• _Provided entries_:
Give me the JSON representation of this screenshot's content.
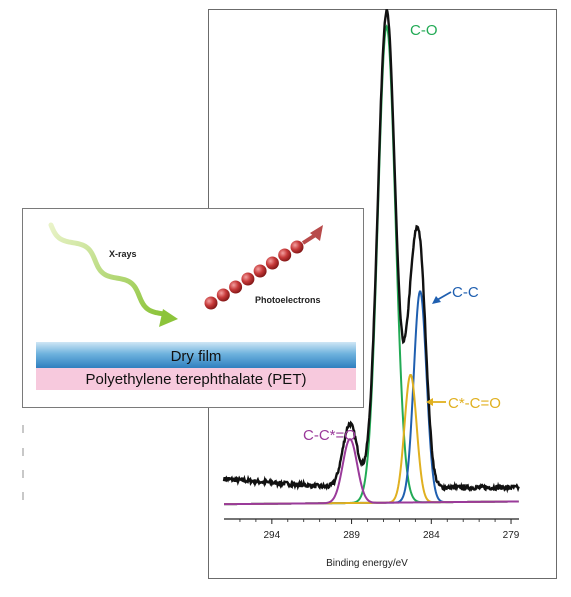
{
  "chart_data": {
    "type": "line",
    "xlabel": "Binding energy/eV",
    "x_reversed": true,
    "xlim": [
      297,
      278.5
    ],
    "ylim": [
      0,
      100
    ],
    "x_ticks": [
      294,
      289,
      284,
      279
    ],
    "grid": false,
    "baseline": 3,
    "envelope_color": "#111111",
    "components": [
      {
        "label": "C-O",
        "center": 286.8,
        "height": 97,
        "sigma": 0.55,
        "color": "#22aa55"
      },
      {
        "label": "C-C",
        "center": 284.7,
        "height": 43,
        "sigma": 0.4,
        "color": "#1f5fb0"
      },
      {
        "label": "C*-C=O",
        "center": 285.3,
        "height": 26,
        "sigma": 0.38,
        "color": "#e0b020"
      },
      {
        "label": "C-C*=O",
        "center": 289.1,
        "height": 13,
        "sigma": 0.45,
        "color": "#9a3a9a"
      }
    ]
  },
  "inset": {
    "xrays_label": "X-rays",
    "photoelectrons_label": "Photoelectrons",
    "dry_film_label": "Dry film",
    "substrate_label": "Polyethylene terephthalate (PET)"
  }
}
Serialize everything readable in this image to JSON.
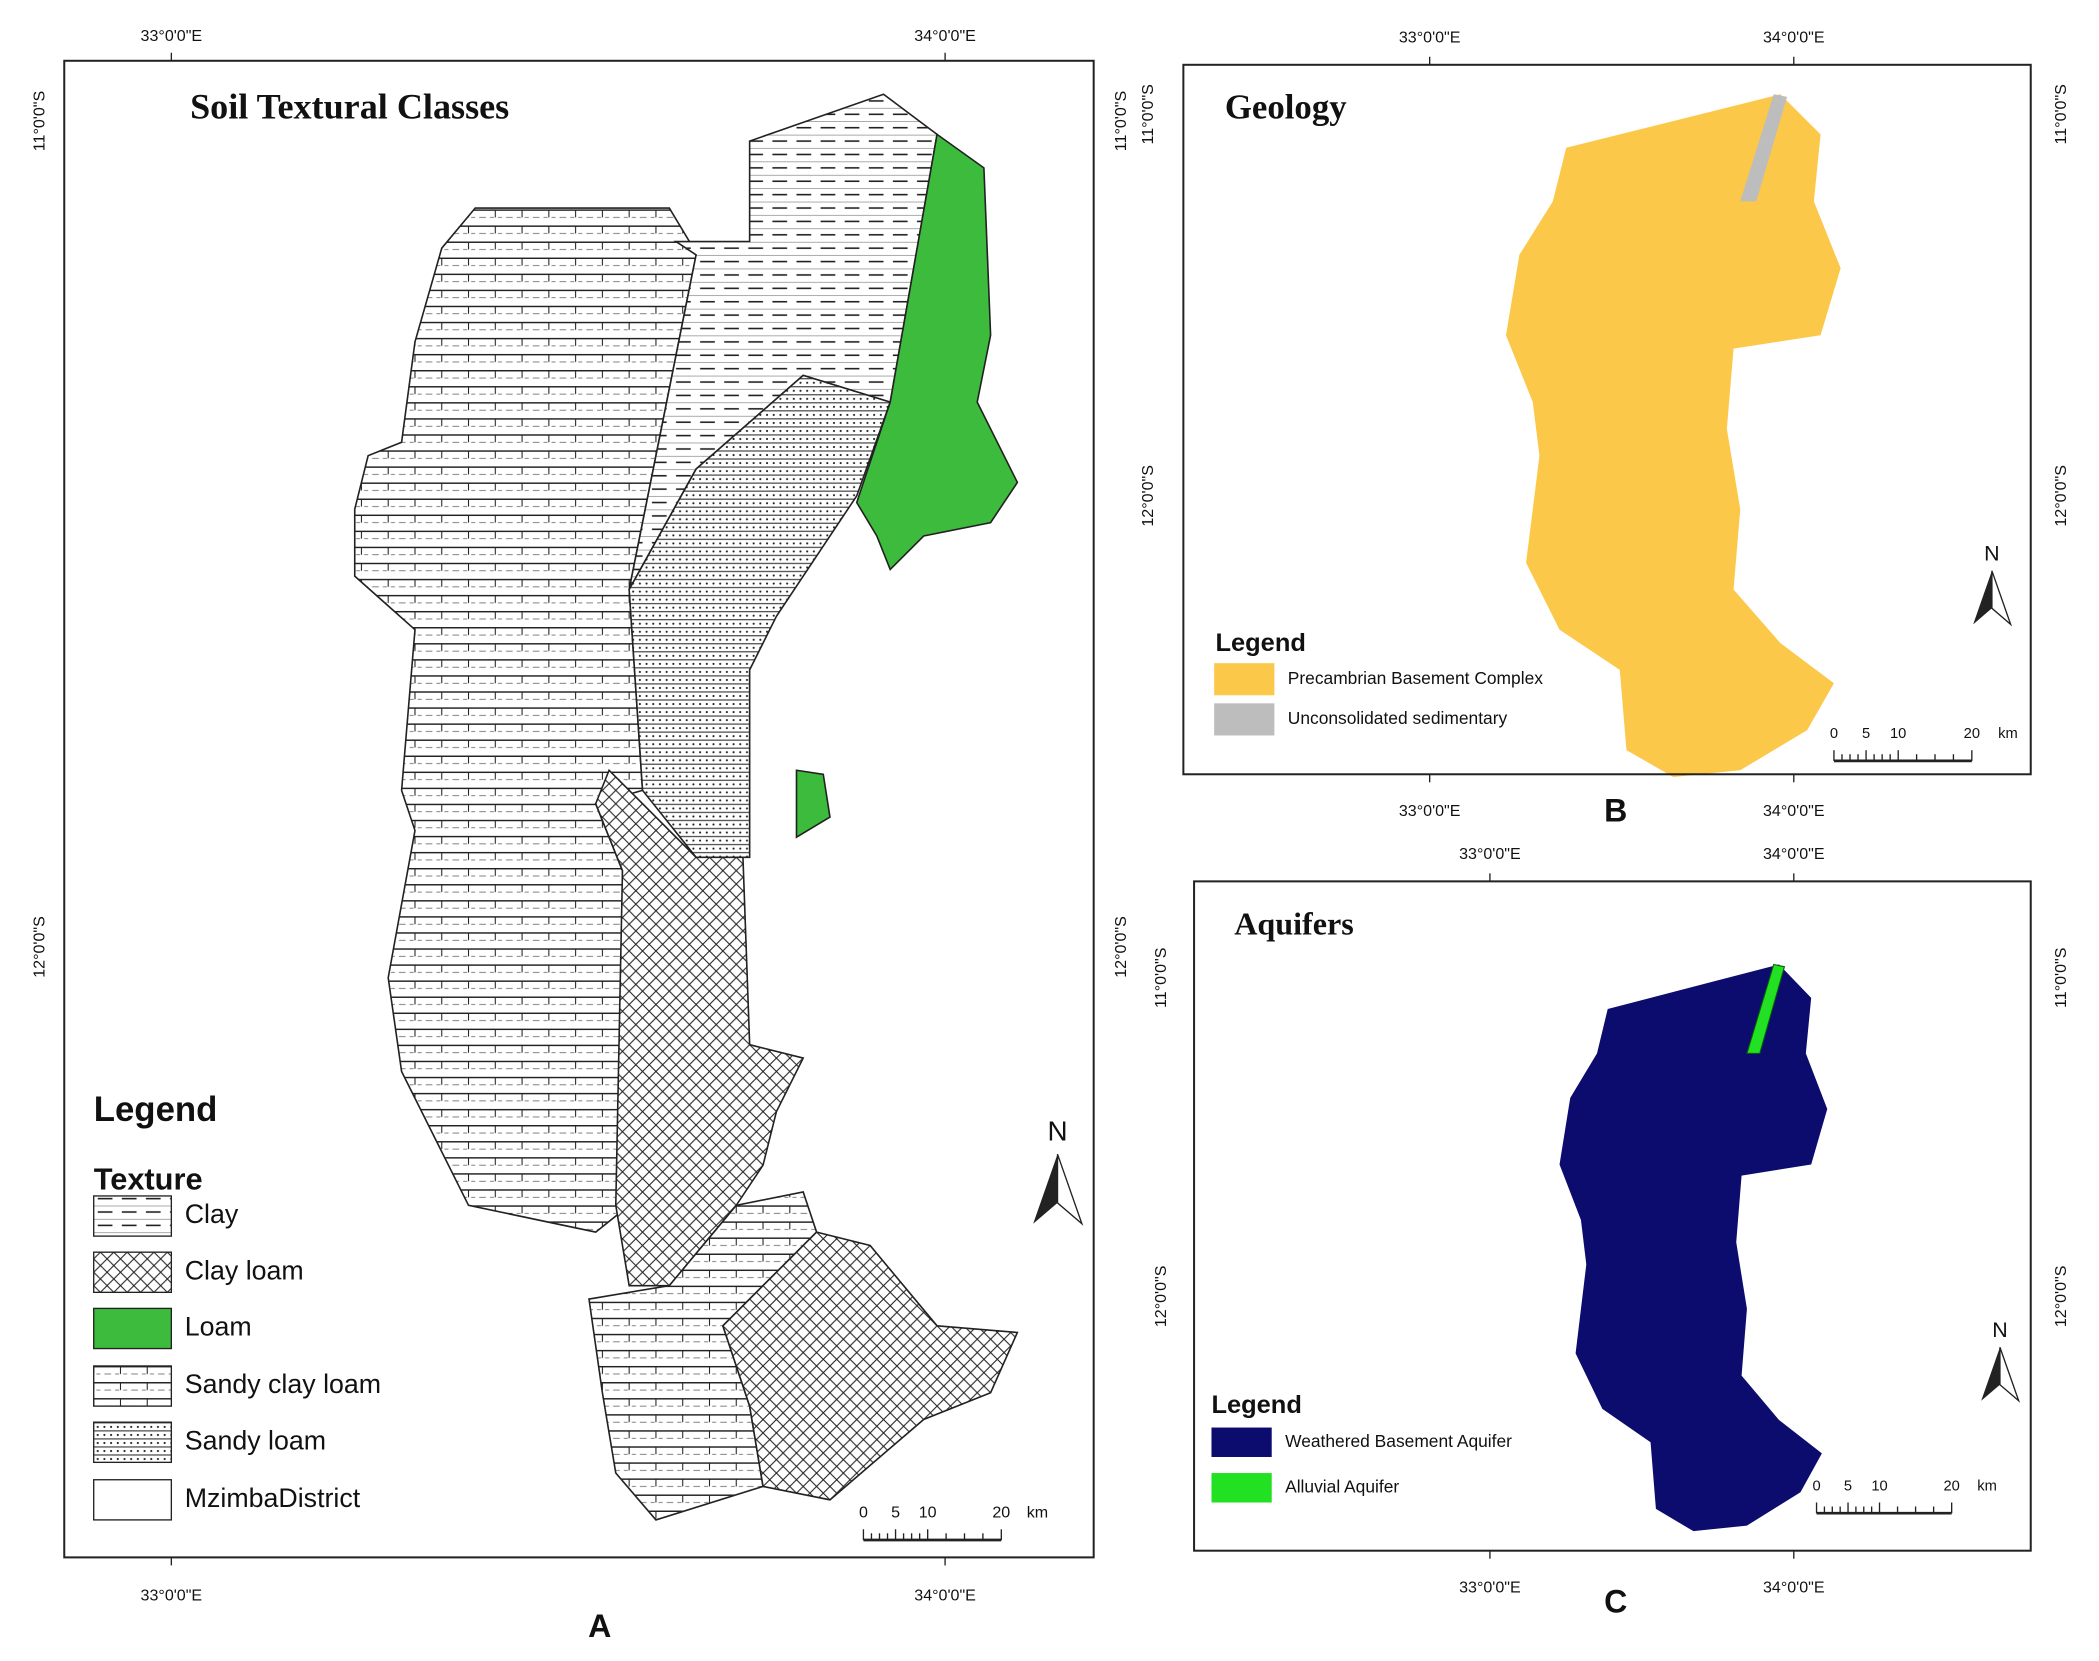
{
  "panels": [
    {
      "letter": "A",
      "title": "Soil Textural Classes",
      "legend_title": "Legend",
      "legend_subtitle": "Texture",
      "legend": [
        "Clay",
        "Clay loam",
        "Loam",
        "Sandy clay loam",
        "Sandy loam",
        "MzimbaDistrict"
      ]
    },
    {
      "letter": "B",
      "title": "Geology",
      "legend_title": "Legend",
      "legend": [
        "Precambrian Basement Complex",
        "Unconsolidated sedimentary"
      ]
    },
    {
      "letter": "C",
      "title": "Aquifers",
      "legend_title": "Legend",
      "legend": [
        "Weathered Basement Aquifer",
        "Alluvial Aquifer"
      ]
    }
  ],
  "lon_labels": [
    "33°0'0\"E",
    "34°0'0\"E"
  ],
  "lat_labels": [
    "11°0'0\"S",
    "12°0'0\"S"
  ],
  "north": "N",
  "scale_bar": [
    "0",
    "5",
    "10",
    "20",
    "km"
  ]
}
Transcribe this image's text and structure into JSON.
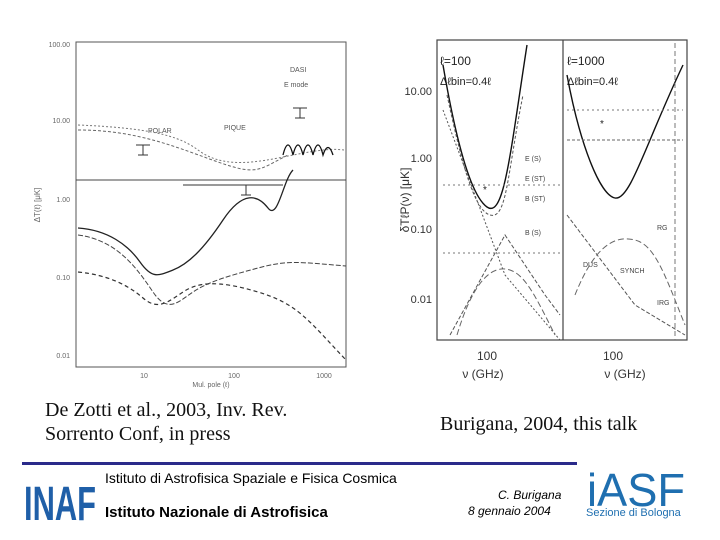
{
  "left_figure": {
    "y_ticks": [
      "100.00",
      "10.00",
      "1.00",
      "0.10",
      "0.01"
    ],
    "x_ticks": [
      "10",
      "100",
      "1000"
    ],
    "y_label": "ΔT(ℓ) [μK]",
    "x_label": "Mul. pole (ℓ)",
    "annotations": [
      "DASI",
      "E mode",
      "POLAR",
      "PIQUE"
    ]
  },
  "right_figure": {
    "panel_a_title": "ℓ=100",
    "panel_a_sub": "Δℓbin=0.4ℓ",
    "panel_b_title": "ℓ=1000",
    "panel_b_sub": "Δℓbin=0.4ℓ",
    "y_ticks": [
      "10.00",
      "1.00",
      "0.10",
      "0.01"
    ],
    "y_label": "δTℓP(ν) [μK]",
    "x_ticks": [
      "100",
      "100"
    ],
    "x_labels": [
      "ν (GHz)",
      "ν (GHz)"
    ],
    "curve_labels": [
      "E (S)",
      "E (ST)",
      "B (ST)",
      "B (S)",
      "RG",
      "DUS",
      "SYNCH",
      "IRG"
    ]
  },
  "captions": {
    "left": "De Zotti et al., 2003, Inv. Rev.\nSorrento Conf, in press",
    "right": "Burigana, 2004, this talk"
  },
  "footer": {
    "institute_line1": "Istituto di Astrofisica Spaziale e Fisica Cosmica",
    "institute_line2": "Istituto Nazionale di Astrofisica",
    "author": "C. Burigana",
    "date": "8 gennaio 2004",
    "inaf_logo": "INAF",
    "iasf_logo": "iASF",
    "iasf_section": "Sezione di Bologna",
    "colors": {
      "inaf_blue": "#1f5fa8",
      "rule": "#2a2a8a",
      "iasf_blue": "#1f6fb0"
    }
  }
}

• _Aim of the exercise_:
Make an exact copy of the whole listing, but don't bring over any pictures.

• _Answer in full_:
Give me the JSON representation of this screenshot's content.
{
  "chart_data": {
    "type": "line",
    "xlabel": "Binding energy/eV",
    "x_reversed": true,
    "xlim": [
      297,
      278.5
    ],
    "ylim": [
      0,
      100
    ],
    "x_ticks": [
      294,
      289,
      284,
      279
    ],
    "grid": false,
    "baseline": 3,
    "envelope_color": "#111111",
    "components": [
      {
        "label": "C-O",
        "center": 286.8,
        "height": 97,
        "sigma": 0.55,
        "color": "#22aa55"
      },
      {
        "label": "C-C",
        "center": 284.7,
        "height": 43,
        "sigma": 0.4,
        "color": "#1f5fb0"
      },
      {
        "label": "C*-C=O",
        "center": 285.3,
        "height": 26,
        "sigma": 0.38,
        "color": "#e0b020"
      },
      {
        "label": "C-C*=O",
        "center": 289.1,
        "height": 13,
        "sigma": 0.45,
        "color": "#9a3a9a"
      }
    ]
  },
  "inset": {
    "xrays_label": "X-rays",
    "photoelectrons_label": "Photoelectrons",
    "dry_film_label": "Dry film",
    "substrate_label": "Polyethylene terephthalate (PET)"
  }
}
Serialize everything readable in this image to JSON.
{
  "panels": [
    {
      "letter": "A",
      "title": "Soil Textural Classes",
      "legend_title": "Legend",
      "legend_subtitle": "Texture",
      "legend": [
        "Clay",
        "Clay loam",
        "Loam",
        "Sandy clay loam",
        "Sandy loam",
        "MzimbaDistrict"
      ]
    },
    {
      "letter": "B",
      "title": "Geology",
      "legend_title": "Legend",
      "legend": [
        "Precambrian Basement Complex",
        "Unconsolidated sedimentary"
      ]
    },
    {
      "letter": "C",
      "title": "Aquifers",
      "legend_title": "Legend",
      "legend": [
        "Weathered Basement Aquifer",
        "Alluvial Aquifer"
      ]
    }
  ],
  "lon_labels": [
    "33°0'0\"E",
    "34°0'0\"E"
  ],
  "lat_labels": [
    "11°0'0\"S",
    "12°0'0\"S"
  ],
  "north": "N",
  "scale_bar": [
    "0",
    "5",
    "10",
    "20",
    "km"
  ]
}
Transcribe this image's text and structure into JSON.
{
  "left_figure": {
    "y_ticks": [
      "100.00",
      "10.00",
      "1.00",
      "0.10",
      "0.01"
    ],
    "x_ticks": [
      "10",
      "100",
      "1000"
    ],
    "y_label": "ΔT(ℓ) [μK]",
    "x_label": "Mul. pole (ℓ)",
    "annotations": [
      "DASI",
      "E mode",
      "POLAR",
      "PIQUE"
    ]
  },
  "right_figure": {
    "panel_a_title": "ℓ=100",
    "panel_a_sub": "Δℓbin=0.4ℓ",
    "panel_b_title": "ℓ=1000",
    "panel_b_sub": "Δℓbin=0.4ℓ",
    "y_ticks": [
      "10.00",
      "1.00",
      "0.10",
      "0.01"
    ],
    "y_label": "δTℓP(ν) [μK]",
    "x_ticks": [
      "100",
      "100"
    ],
    "x_labels": [
      "ν (GHz)",
      "ν (GHz)"
    ],
    "curve_labels": [
      "E (S)",
      "E (ST)",
      "B (ST)",
      "B (S)",
      "RG",
      "DUS",
      "SYNCH",
      "IRG"
    ]
  },
  "captions": {
    "left": "De Zotti et al., 2003, Inv. Rev.\nSorrento Conf, in press",
    "right": "Burigana, 2004, this talk"
  },
  "footer": {
    "institute_line1": "Istituto di Astrofisica Spaziale e Fisica Cosmica",
    "institute_line2": "Istituto Nazionale di Astrofisica",
    "author": "C. Burigana",
    "date": "8 gennaio 2004",
    "inaf_logo": "INAF",
    "iasf_logo": "iASF",
    "iasf_section": "Sezione di Bologna",
    "colors": {
      "inaf_blue": "#1f5fa8",
      "rule": "#2a2a8a",
      "iasf_blue": "#1f6fb0"
    }
  }
}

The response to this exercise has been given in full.